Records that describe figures

START

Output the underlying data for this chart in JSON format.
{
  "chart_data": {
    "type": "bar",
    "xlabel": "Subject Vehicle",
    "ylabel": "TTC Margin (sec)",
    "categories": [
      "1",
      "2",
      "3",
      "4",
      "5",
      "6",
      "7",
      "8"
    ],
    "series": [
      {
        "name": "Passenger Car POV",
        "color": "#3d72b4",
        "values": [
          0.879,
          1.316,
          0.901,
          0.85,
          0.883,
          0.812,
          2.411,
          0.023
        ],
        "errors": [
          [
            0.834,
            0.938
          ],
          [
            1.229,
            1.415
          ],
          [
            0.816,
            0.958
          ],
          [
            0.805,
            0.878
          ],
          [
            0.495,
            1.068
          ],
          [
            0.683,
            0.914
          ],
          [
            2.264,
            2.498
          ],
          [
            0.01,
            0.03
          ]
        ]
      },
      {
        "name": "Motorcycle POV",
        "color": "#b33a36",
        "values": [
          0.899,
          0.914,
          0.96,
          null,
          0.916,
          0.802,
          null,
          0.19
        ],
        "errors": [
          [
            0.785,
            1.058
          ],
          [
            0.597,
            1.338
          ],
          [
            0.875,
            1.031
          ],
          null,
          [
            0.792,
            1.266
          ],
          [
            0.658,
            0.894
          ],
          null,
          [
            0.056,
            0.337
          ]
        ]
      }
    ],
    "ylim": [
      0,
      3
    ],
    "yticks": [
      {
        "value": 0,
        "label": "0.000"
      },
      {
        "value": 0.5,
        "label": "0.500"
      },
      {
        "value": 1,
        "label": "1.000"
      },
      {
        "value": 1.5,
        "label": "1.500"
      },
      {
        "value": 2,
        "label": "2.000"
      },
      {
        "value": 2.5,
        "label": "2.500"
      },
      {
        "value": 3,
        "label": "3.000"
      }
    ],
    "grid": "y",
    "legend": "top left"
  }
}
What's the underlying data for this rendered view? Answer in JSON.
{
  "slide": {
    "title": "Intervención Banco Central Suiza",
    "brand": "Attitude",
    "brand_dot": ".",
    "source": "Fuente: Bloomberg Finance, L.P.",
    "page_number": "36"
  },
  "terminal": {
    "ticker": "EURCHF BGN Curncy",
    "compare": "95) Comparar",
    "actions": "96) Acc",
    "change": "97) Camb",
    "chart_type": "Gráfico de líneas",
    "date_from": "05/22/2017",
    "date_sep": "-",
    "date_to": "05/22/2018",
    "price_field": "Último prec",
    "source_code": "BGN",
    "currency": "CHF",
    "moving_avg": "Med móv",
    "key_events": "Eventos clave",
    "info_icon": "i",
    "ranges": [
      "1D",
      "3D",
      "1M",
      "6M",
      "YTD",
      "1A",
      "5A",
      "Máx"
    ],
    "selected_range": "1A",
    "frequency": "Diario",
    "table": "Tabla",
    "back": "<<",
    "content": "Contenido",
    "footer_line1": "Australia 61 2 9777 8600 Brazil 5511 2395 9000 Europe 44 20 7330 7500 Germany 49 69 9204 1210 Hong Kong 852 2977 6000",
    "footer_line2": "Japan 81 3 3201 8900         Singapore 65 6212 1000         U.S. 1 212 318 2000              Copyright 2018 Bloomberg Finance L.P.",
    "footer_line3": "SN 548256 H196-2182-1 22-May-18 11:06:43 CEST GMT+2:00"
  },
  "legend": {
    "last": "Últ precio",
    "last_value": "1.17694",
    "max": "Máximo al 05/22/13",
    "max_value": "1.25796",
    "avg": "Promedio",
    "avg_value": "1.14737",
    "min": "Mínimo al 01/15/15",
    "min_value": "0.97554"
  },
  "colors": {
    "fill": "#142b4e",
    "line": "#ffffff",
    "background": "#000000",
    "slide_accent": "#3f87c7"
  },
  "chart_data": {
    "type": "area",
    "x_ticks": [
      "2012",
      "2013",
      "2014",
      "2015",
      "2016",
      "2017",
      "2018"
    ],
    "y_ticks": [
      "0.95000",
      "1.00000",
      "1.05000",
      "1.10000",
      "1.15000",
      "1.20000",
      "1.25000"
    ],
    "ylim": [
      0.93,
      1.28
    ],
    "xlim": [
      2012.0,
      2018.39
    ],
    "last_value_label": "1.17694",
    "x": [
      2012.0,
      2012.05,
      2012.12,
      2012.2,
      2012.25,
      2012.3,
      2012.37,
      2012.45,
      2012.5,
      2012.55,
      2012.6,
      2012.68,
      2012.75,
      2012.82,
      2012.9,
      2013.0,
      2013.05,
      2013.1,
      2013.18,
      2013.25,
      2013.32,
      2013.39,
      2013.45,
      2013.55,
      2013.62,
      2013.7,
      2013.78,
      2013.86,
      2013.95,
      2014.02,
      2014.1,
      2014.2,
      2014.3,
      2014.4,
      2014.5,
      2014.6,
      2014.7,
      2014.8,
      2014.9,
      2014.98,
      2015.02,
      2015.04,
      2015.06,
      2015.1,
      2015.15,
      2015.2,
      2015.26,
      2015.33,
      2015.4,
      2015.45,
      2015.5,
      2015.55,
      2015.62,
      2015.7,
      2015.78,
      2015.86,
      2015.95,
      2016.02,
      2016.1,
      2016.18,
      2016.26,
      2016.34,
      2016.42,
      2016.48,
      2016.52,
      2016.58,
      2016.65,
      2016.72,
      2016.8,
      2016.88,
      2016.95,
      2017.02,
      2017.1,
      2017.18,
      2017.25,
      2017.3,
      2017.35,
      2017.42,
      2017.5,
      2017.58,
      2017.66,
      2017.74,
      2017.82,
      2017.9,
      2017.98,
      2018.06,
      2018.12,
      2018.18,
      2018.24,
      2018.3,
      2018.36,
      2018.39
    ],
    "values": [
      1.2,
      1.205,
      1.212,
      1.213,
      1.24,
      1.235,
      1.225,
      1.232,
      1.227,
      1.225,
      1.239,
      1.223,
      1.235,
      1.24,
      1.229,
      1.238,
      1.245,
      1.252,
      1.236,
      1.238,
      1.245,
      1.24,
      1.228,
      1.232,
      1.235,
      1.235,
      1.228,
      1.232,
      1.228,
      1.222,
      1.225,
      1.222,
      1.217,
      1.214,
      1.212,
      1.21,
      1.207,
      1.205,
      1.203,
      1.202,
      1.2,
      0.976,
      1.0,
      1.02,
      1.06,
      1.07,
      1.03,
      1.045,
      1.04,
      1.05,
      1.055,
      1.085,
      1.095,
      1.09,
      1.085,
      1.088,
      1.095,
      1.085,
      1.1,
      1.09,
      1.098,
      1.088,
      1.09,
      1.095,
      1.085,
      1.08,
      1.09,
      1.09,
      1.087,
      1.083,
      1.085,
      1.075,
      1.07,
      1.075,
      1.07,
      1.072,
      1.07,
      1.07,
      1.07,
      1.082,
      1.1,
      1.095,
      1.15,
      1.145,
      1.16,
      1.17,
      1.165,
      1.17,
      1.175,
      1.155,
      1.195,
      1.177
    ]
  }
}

END

:: Exercise task ::
Quote the whole listing above, leaving nothing out.

:: Task response ::
Output the underlying data for this chart in JSON format.
{
  "chart_data": {
    "type": "bar",
    "xlabel": "Subject Vehicle",
    "ylabel": "TTC Margin (sec)",
    "categories": [
      "1",
      "2",
      "3",
      "4",
      "5",
      "6",
      "7",
      "8"
    ],
    "series": [
      {
        "name": "Passenger Car POV",
        "color": "#3d72b4",
        "values": [
          0.879,
          1.316,
          0.901,
          0.85,
          0.883,
          0.812,
          2.411,
          0.023
        ],
        "errors": [
          [
            0.834,
            0.938
          ],
          [
            1.229,
            1.415
          ],
          [
            0.816,
            0.958
          ],
          [
            0.805,
            0.878
          ],
          [
            0.495,
            1.068
          ],
          [
            0.683,
            0.914
          ],
          [
            2.264,
            2.498
          ],
          [
            0.01,
            0.03
          ]
        ]
      },
      {
        "name": "Motorcycle POV",
        "color": "#b33a36",
        "values": [
          0.899,
          0.914,
          0.96,
          null,
          0.916,
          0.802,
          null,
          0.19
        ],
        "errors": [
          [
            0.785,
            1.058
          ],
          [
            0.597,
            1.338
          ],
          [
            0.875,
            1.031
          ],
          null,
          [
            0.792,
            1.266
          ],
          [
            0.658,
            0.894
          ],
          null,
          [
            0.056,
            0.337
          ]
        ]
      }
    ],
    "ylim": [
      0,
      3
    ],
    "yticks": [
      {
        "value": 0,
        "label": "0.000"
      },
      {
        "value": 0.5,
        "label": "0.500"
      },
      {
        "value": 1,
        "label": "1.000"
      },
      {
        "value": 1.5,
        "label": "1.500"
      },
      {
        "value": 2,
        "label": "2.000"
      },
      {
        "value": 2.5,
        "label": "2.500"
      },
      {
        "value": 3,
        "label": "3.000"
      }
    ],
    "grid": "y",
    "legend": "top left"
  }
}
What's the underlying data for this rendered view? Answer in JSON.
{
  "slide": {
    "title": "Intervención Banco Central Suiza",
    "brand": "Attitude",
    "brand_dot": ".",
    "source": "Fuente: Bloomberg Finance, L.P.",
    "page_number": "36"
  },
  "terminal": {
    "ticker": "EURCHF BGN Curncy",
    "compare": "95) Comparar",
    "actions": "96) Acc",
    "change": "97) Camb",
    "chart_type": "Gráfico de líneas",
    "date_from": "05/22/2017",
    "date_sep": "-",
    "date_to": "05/22/2018",
    "price_field": "Último prec",
    "source_code": "BGN",
    "currency": "CHF",
    "moving_avg": "Med móv",
    "key_events": "Eventos clave",
    "info_icon": "i",
    "ranges": [
      "1D",
      "3D",
      "1M",
      "6M",
      "YTD",
      "1A",
      "5A",
      "Máx"
    ],
    "selected_range": "1A",
    "frequency": "Diario",
    "table": "Tabla",
    "back": "<<",
    "content": "Contenido",
    "footer_line1": "Australia 61 2 9777 8600 Brazil 5511 2395 9000 Europe 44 20 7330 7500 Germany 49 69 9204 1210 Hong Kong 852 2977 6000",
    "footer_line2": "Japan 81 3 3201 8900         Singapore 65 6212 1000         U.S. 1 212 318 2000              Copyright 2018 Bloomberg Finance L.P.",
    "footer_line3": "SN 548256 H196-2182-1 22-May-18 11:06:43 CEST GMT+2:00"
  },
  "legend": {
    "last": "Últ precio",
    "last_value": "1.17694",
    "max": "Máximo al 05/22/13",
    "max_value": "1.25796",
    "avg": "Promedio",
    "avg_value": "1.14737",
    "min": "Mínimo al 01/15/15",
    "min_value": "0.97554"
  },
  "colors": {
    "fill": "#142b4e",
    "line": "#ffffff",
    "background": "#000000",
    "slide_accent": "#3f87c7"
  },
  "chart_data": {
    "type": "area",
    "x_ticks": [
      "2012",
      "2013",
      "2014",
      "2015",
      "2016",
      "2017",
      "2018"
    ],
    "y_ticks": [
      "0.95000",
      "1.00000",
      "1.05000",
      "1.10000",
      "1.15000",
      "1.20000",
      "1.25000"
    ],
    "ylim": [
      0.93,
      1.28
    ],
    "xlim": [
      2012.0,
      2018.39
    ],
    "last_value_label": "1.17694",
    "x": [
      2012.0,
      2012.05,
      2012.12,
      2012.2,
      2012.25,
      2012.3,
      2012.37,
      2012.45,
      2012.5,
      2012.55,
      2012.6,
      2012.68,
      2012.75,
      2012.82,
      2012.9,
      2013.0,
      2013.05,
      2013.1,
      2013.18,
      2013.25,
      2013.32,
      2013.39,
      2013.45,
      2013.55,
      2013.62,
      2013.7,
      2013.78,
      2013.86,
      2013.95,
      2014.02,
      2014.1,
      2014.2,
      2014.3,
      2014.4,
      2014.5,
      2014.6,
      2014.7,
      2014.8,
      2014.9,
      2014.98,
      2015.02,
      2015.04,
      2015.06,
      2015.1,
      2015.15,
      2015.2,
      2015.26,
      2015.33,
      2015.4,
      2015.45,
      2015.5,
      2015.55,
      2015.62,
      2015.7,
      2015.78,
      2015.86,
      2015.95,
      2016.02,
      2016.1,
      2016.18,
      2016.26,
      2016.34,
      2016.42,
      2016.48,
      2016.52,
      2016.58,
      2016.65,
      2016.72,
      2016.8,
      2016.88,
      2016.95,
      2017.02,
      2017.1,
      2017.18,
      2017.25,
      2017.3,
      2017.35,
      2017.42,
      2017.5,
      2017.58,
      2017.66,
      2017.74,
      2017.82,
      2017.9,
      2017.98,
      2018.06,
      2018.12,
      2018.18,
      2018.24,
      2018.3,
      2018.36,
      2018.39
    ],
    "values": [
      1.2,
      1.205,
      1.212,
      1.213,
      1.24,
      1.235,
      1.225,
      1.232,
      1.227,
      1.225,
      1.239,
      1.223,
      1.235,
      1.24,
      1.229,
      1.238,
      1.245,
      1.252,
      1.236,
      1.238,
      1.245,
      1.24,
      1.228,
      1.232,
      1.235,
      1.235,
      1.228,
      1.232,
      1.228,
      1.222,
      1.225,
      1.222,
      1.217,
      1.214,
      1.212,
      1.21,
      1.207,
      1.205,
      1.203,
      1.202,
      1.2,
      0.976,
      1.0,
      1.02,
      1.06,
      1.07,
      1.03,
      1.045,
      1.04,
      1.05,
      1.055,
      1.085,
      1.095,
      1.09,
      1.085,
      1.088,
      1.095,
      1.085,
      1.1,
      1.09,
      1.098,
      1.088,
      1.09,
      1.095,
      1.085,
      1.08,
      1.09,
      1.09,
      1.087,
      1.083,
      1.085,
      1.075,
      1.07,
      1.075,
      1.07,
      1.072,
      1.07,
      1.07,
      1.07,
      1.082,
      1.1,
      1.095,
      1.15,
      1.145,
      1.16,
      1.17,
      1.165,
      1.17,
      1.175,
      1.155,
      1.195,
      1.177
    ]
  }
}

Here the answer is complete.